> [Task prompt]
Transcribe all of the records word for word, but omit the pictures.

[Items from a dataset]
┌──
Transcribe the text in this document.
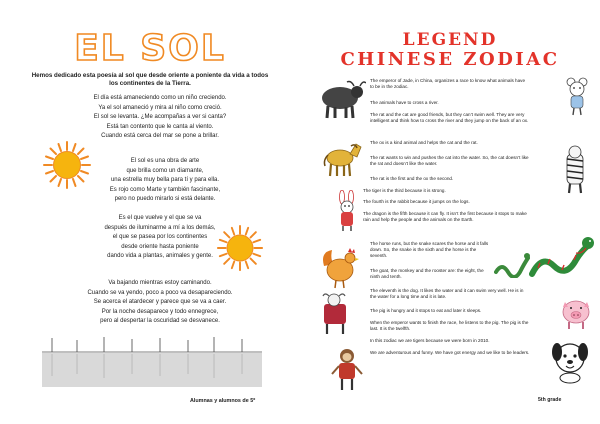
EL SOL
Hemos dedicado esta poesía al sol que desde oriente a poniente da vida a todos los continentes de la Tierra.
El día está amaneciendo como un niño creciendo.
Ya el sol amaneció y mira al niño como creció.
El sol se levanta. ¿Me acompañas a ver si canta?
Está tan contento que le canta al viento.
Cuando está cerca del mar se pone a brillar.
El sol es una obra de arte
que brilla como un diamante,
una estrella muy bella para tí y para ella.
Es rojo como Marte y también fascinante,
pero no puedo mirarlo si está delante.
Es el que vuelve y el que se va
después de iluminarme a mí a los demás,
el que se pasea por los continentes
desde oriente hasta poniente
dando vida a plantas, animales y gente.
Va bajando mientras estoy caminando.
Cuando se va yendo, poco a poco va desapareciendo.
Se acerca el atardecer y parece que se va a caer.
Por la noche desaparece y todo ennegrece,
pero al despertar la oscuridad se desvanece.
Alumnas y alumnos de 5º
LEGEND
CHINESE ZODIAC
The emperor of Jade, in China, organizes a race to know what animals have to be in the zodiac.
The animals have to cross a river.
The rat and the cat are good friends, but they can’t swim well. They are very intelligent and think how to cross the river and they jump on the back of an ox.
The ox is a kind animal and helps the cat and the rat.
The rat wants to win and pushes the cat into the water. So, the cat doesn’t like the rat and doesn’t like the water.
The rat is the first and the ox the second.
The tiger is the third because it is strong.
The fourth is the rabbit because it jumps on the logs.
The dragon is the fifth because it can fly. It isn’t the first because it stops to make rain and help the people and the animals on the Earth.
The horse runs, but the snake scares the horse and it falls down. So, the snake is the sixth and the horse is the seventh.
The goat, the monkey and the rooster are: the eight, the ninth and tenth.
The eleventh is the dog. It likes the water and it can swim very well. He is in the water for a long time and it is late.
The pig is hungry and it stops to eat and later it sleeps.
When the emperor wants to finish the race, he listens to the pig. The pig is the last. It is the twelfth.
In this zodiac we are tigers because we were born in 2010.
We are adventurous and funny. We have got energy and we like to be leaders.
5th grade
└──
> [Exercise output]
Transcribe the text in this document.
EL SOL
Hemos dedicado esta poesía al sol que desde oriente a poniente da vida a todos los continentes de la Tierra.
El día está amaneciendo como un niño creciendo.
Ya el sol amaneció y mira al niño como creció.
El sol se levanta. ¿Me acompañas a ver si canta?
Está tan contento que le canta al viento.
Cuando está cerca del mar se pone a brillar.
El sol es una obra de arte
que brilla como un diamante,
una estrella muy bella para tí y para ella.
Es rojo como Marte y también fascinante,
pero no puedo mirarlo si está delante.
Es el que vuelve y el que se va
después de iluminarme a mí a los demás,
el que se pasea por los continentes
desde oriente hasta poniente
dando vida a plantas, animales y gente.
Va bajando mientras estoy caminando.
Cuando se va yendo, poco a poco va desapareciendo.
Se acerca el atardecer y parece que se va a caer.
Por la noche desaparece y todo ennegrece,
pero al despertar la oscuridad se desvanece.
Alumnas y alumnos de 5º
LEGEND
CHINESE ZODIAC
The emperor of Jade, in China, organizes a race to know what animals have to be in the zodiac.
The animals have to cross a river.
The rat and the cat are good friends, but they can’t swim well. They are very intelligent and think how to cross the river and they jump on the back of an ox.
The ox is a kind animal and helps the cat and the rat.
The rat wants to win and pushes the cat into the water. So, the cat doesn’t like the rat and doesn’t like the water.
The rat is the first and the ox the second.
The tiger is the third because it is strong.
The fourth is the rabbit because it jumps on the logs.
The dragon is the fifth because it can fly. It isn’t the first because it stops to make rain and help the people and the animals on the Earth.
The horse runs, but the snake scares the horse and it falls down. So, the snake is the sixth and the horse is the seventh.
The goat, the monkey and the rooster are: the eight, the ninth and tenth.
The eleventh is the dog. It likes the water and it can swim very well. He is in the water for a long time and it is late.
The pig is hungry and it stops to eat and later it sleeps.
When the emperor wants to finish the race, he listens to the pig. The pig is the last. It is the twelfth.
In this zodiac we are tigers because we were born in 2010.
We are adventurous and funny. We have got energy and we like to be leaders.
5th grade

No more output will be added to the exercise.